» Problem
Output all of the data below exactly as given.

» Data entries
────
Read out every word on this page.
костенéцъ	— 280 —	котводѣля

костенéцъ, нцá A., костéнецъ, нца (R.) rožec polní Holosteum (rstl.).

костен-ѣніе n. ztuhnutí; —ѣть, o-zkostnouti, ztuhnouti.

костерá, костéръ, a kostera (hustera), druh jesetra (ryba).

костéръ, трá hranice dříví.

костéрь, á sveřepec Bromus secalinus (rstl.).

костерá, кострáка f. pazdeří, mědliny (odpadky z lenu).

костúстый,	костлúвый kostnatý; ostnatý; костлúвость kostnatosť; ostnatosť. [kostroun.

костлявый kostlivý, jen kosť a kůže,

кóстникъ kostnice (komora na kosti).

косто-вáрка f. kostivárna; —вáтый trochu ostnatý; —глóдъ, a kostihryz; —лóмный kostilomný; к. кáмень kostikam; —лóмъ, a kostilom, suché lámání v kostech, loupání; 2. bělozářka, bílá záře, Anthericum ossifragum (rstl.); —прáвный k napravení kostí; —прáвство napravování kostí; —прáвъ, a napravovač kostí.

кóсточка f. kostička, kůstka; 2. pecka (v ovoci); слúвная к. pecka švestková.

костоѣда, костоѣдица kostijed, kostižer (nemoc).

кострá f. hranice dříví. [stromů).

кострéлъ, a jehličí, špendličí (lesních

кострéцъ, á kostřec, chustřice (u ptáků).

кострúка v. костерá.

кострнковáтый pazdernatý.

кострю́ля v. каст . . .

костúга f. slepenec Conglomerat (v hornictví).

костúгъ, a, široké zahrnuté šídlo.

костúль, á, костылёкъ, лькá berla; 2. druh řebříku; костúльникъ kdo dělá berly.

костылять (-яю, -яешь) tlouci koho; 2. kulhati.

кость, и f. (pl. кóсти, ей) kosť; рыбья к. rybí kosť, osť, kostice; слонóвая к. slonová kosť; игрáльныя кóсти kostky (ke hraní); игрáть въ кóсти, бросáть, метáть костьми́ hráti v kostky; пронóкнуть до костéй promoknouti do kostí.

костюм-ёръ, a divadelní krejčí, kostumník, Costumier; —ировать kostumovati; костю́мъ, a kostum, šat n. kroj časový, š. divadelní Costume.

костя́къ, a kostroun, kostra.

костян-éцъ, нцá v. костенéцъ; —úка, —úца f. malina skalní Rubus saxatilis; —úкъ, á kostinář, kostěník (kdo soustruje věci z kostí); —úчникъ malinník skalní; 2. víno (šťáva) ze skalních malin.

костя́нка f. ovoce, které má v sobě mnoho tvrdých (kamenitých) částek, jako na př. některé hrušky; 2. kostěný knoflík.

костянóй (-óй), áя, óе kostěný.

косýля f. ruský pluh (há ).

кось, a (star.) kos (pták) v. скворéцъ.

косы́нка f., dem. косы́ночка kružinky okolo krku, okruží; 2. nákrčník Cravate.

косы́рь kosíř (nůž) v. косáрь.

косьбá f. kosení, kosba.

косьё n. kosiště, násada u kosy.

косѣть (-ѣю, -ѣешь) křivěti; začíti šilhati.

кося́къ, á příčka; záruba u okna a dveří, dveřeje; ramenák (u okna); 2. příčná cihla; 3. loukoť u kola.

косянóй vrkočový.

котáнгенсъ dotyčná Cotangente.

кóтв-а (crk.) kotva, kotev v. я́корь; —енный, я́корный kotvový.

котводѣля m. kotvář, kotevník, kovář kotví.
────
» Task result
Read out every word on this page.
костенéцъ	— 280 —	котводѣля

костенéцъ, нцá A., костéнецъ, нца (R.) rožec polní Holosteum (rstl.).

костен-ѣніе n. ztuhnutí; —ѣть, o-zkostnouti, ztuhnouti.

костерá, костéръ, a kostera (hustera), druh jesetra (ryba).

костéръ, трá hranice dříví.

костéрь, á sveřepec Bromus secalinus (rstl.).

костерá, кострáка f. pazdeří, mědliny (odpadky z lenu).

костúстый,	костлúвый kostnatý; ostnatý; костлúвость kostnatosť; ostnatosť. [kostroun.

костлявый kostlivý, jen kosť a kůže,

кóстникъ kostnice (komora na kosti).

косто-вáрка f. kostivárna; —вáтый trochu ostnatý; —глóдъ, a kostihryz; —лóмный kostilomný; к. кáмень kostikam; —лóмъ, a kostilom, suché lámání v kostech, loupání; 2. bělozářka, bílá záře, Anthericum ossifragum (rstl.); —прáвный k napravení kostí; —прáвство napravování kostí; —прáвъ, a napravovač kostí.

кóсточка f. kostička, kůstka; 2. pecka (v ovoci); слúвная к. pecka švestková.

костоѣда, костоѣдица kostijed, kostižer (nemoc).

кострá f. hranice dříví. [stromů).

кострéлъ, a jehličí, špendličí (lesních

кострéцъ, á kostřec, chustřice (u ptáků).

кострúка v. костерá.

кострнковáтый pazdernatý.

кострю́ля v. каст . . .

костúга f. slepenec Conglomerat (v hornictví).

костúгъ, a, široké zahrnuté šídlo.

костúль, á, костылёкъ, лькá berla; 2. druh řebříku; костúльникъ kdo dělá berly.

костылять (-яю, -яешь) tlouci koho; 2. kulhati.

кость, и f. (pl. кóсти, ей) kosť; рыбья к. rybí kosť, osť, kostice; слонóвая к. slonová kosť; игрáльныя кóсти kostky (ke hraní); игрáть въ кóсти, бросáть, метáть костьми́ hráti v kostky; пронóкнуть до костéй promoknouti do kostí.

костюм-ёръ, a divadelní krejčí, kostumník, Costumier; —ировать kostumovati; костю́мъ, a kostum, šat n. kroj časový, š. divadelní Costume.

костя́къ, a kostroun, kostra.

костян-éцъ, нцá v. костенéцъ; —úка, —úца f. malina skalní Rubus saxatilis; —úкъ, á kostinář, kostěník (kdo soustruje věci z kostí); —úчникъ malinník skalní; 2. víno (šťáva) ze skalních malin.

костя́нка f. ovoce, které má v sobě mnoho tvrdých (kamenitých) částek, jako na př. některé hrušky; 2. kostěný knoflík.

костянóй (-óй), áя, óе kostěný.

косýля f. ruský pluh (há ).

кось, a (star.) kos (pták) v. скворéцъ.

косы́нка f., dem. косы́ночка kružinky okolo krku, okruží; 2. nákrčník Cravate.

косы́рь kosíř (nůž) v. косáрь.

косьбá f. kosení, kosba.

косьё n. kosiště, násada u kosy.

косѣть (-ѣю, -ѣешь) křivěti; začíti šilhati.

кося́къ, á příčka; záruba u okna a dveří, dveřeje; ramenák (u okna); 2. příčná cihla; 3. loukoť u kola.

косянóй vrkočový.

котáнгенсъ dotyčná Cotangente.

кóтв-а (crk.) kotva, kotev v. я́корь; —енный, я́корный kotvový.

котводѣля m. kotvář, kotevník, kovář kotví.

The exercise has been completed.